** START Exercise material **

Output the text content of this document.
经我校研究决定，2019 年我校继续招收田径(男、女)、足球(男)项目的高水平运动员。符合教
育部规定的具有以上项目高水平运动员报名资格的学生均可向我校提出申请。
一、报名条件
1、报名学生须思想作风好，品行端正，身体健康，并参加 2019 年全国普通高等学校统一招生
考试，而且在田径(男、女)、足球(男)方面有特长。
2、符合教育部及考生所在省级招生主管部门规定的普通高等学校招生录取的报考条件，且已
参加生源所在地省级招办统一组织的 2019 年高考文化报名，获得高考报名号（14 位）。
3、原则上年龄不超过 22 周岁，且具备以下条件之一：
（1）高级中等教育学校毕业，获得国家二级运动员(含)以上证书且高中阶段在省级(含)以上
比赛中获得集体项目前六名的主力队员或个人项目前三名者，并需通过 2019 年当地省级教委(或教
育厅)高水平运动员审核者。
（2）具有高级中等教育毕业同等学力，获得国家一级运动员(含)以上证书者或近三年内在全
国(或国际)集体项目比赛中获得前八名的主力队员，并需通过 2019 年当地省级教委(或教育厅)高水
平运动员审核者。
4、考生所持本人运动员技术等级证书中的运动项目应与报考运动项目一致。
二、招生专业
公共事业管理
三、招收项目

** END Exercise material **
** START Exercise material **

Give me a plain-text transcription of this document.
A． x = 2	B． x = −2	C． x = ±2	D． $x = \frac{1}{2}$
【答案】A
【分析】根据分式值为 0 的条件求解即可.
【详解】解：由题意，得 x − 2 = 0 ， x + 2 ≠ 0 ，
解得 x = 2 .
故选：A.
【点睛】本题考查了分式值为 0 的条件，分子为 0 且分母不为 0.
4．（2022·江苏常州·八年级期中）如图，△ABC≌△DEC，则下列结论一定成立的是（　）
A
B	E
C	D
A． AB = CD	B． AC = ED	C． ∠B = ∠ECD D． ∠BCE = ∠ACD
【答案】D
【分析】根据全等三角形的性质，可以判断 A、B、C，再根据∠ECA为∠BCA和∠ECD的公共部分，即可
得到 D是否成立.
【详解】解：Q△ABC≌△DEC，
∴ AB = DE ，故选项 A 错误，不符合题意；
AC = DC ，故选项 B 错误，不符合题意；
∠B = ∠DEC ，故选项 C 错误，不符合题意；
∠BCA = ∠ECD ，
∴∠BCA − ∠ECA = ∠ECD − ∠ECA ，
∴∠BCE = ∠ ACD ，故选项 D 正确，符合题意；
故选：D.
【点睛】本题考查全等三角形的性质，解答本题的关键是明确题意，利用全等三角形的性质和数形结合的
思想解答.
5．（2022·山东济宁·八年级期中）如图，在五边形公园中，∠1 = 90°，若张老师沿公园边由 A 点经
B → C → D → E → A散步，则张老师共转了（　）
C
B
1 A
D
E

** END Exercise material **

What you are asked to do
Of all the lines above, how many contain the word "text"? Answer with only the number.

Result of this exercise
2